=== WHAT THE TASK REQUIRES ===
Carry none of the pictures over; write out the complete data exactly.

(Saved entries)
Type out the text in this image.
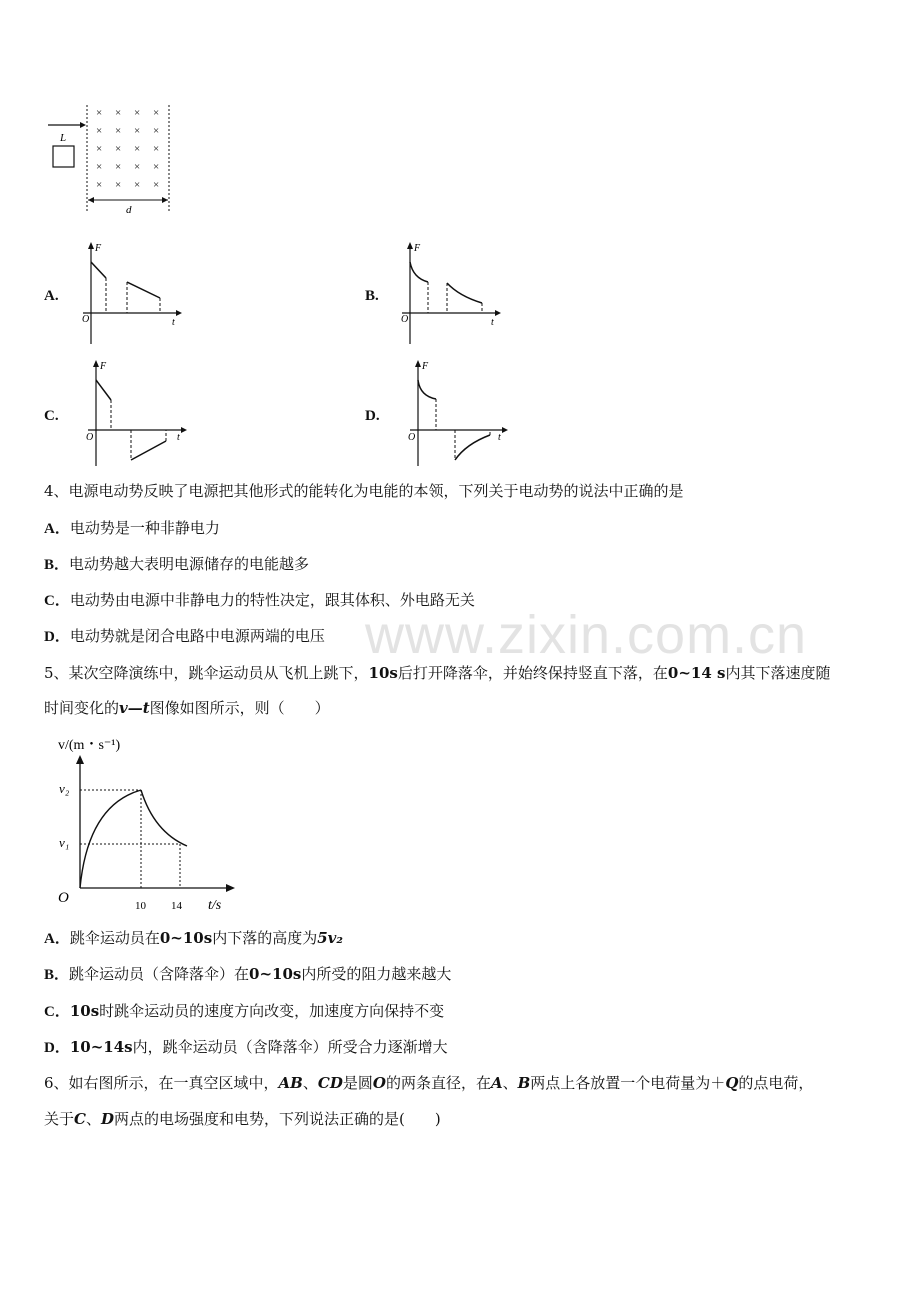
www.zixin.com.cn
L
× × × ×
× × × ×
× × × ×
× × × ×
× × × ×
d
A.	B.
C.	D.
F
t
O
F
t
O
F
t
O
F
t
O
4、电源电动势反映了电源把其他形式的能转化为电能的本领，下列关于电动势的说法中正确的是
A．电动势是一种非静电力
B．电动势越大表明电源储存的电能越多
C．电动势由电源中非静电力的特性决定，跟其体积、外电路无关
D．电动势就是闭合电路中电源两端的电压
5、某次空降演练中，跳伞运动员从飞机上跳下，10s后打开降落伞，并始终保持竖直下落，在0~14 s内其下落速度随
时间变化的v—t图像如图所示，则（　　）
v/(m・s⁻¹)
v₂
v₁
O	10 14 t/s
A．跳伞运动员在0~10s内下落的高度为5v₂
B．跳伞运动员（含降落伞）在0~10s内所受的阻力越来越大
C．10s时跳伞运动员的速度方向改变，加速度方向保持不变
D．10~14s内，跳伞运动员（含降落伞）所受合力逐渐增大
6、如右图所示，在一真空区域中，AB、CD是圆O的两条直径，在A、B两点上各放置一个电荷量为＋Q的点电荷，
关于C、D两点的电场强度和电势，下列说法正确的是(　　)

=== THE REPLY ===
Type out the text in this image.
www.zixin.com.cn
L
× × × ×
× × × ×
× × × ×
× × × ×
× × × ×
d
A.	B.
C.	D.
F
t
O
F
t
O
F
t
O
F
t
O
4、电源电动势反映了电源把其他形式的能转化为电能的本领，下列关于电动势的说法中正确的是
A．电动势是一种非静电力
B．电动势越大表明电源储存的电能越多
C．电动势由电源中非静电力的特性决定，跟其体积、外电路无关
D．电动势就是闭合电路中电源两端的电压
5、某次空降演练中，跳伞运动员从飞机上跳下，10s后打开降落伞，并始终保持竖直下落，在0~14 s内其下落速度随
时间变化的v—t图像如图所示，则（　　）
v/(m・s⁻¹)
v₂
v₁
O	10 14 t/s
A．跳伞运动员在0~10s内下落的高度为5v₂
B．跳伞运动员（含降落伞）在0~10s内所受的阻力越来越大
C．10s时跳伞运动员的速度方向改变，加速度方向保持不变
D．10~14s内，跳伞运动员（含降落伞）所受合力逐渐增大
6、如右图所示，在一真空区域中，AB、CD是圆O的两条直径，在A、B两点上各放置一个电荷量为＋Q的点电荷，
关于C、D两点的电场强度和电势，下列说法正确的是(　　)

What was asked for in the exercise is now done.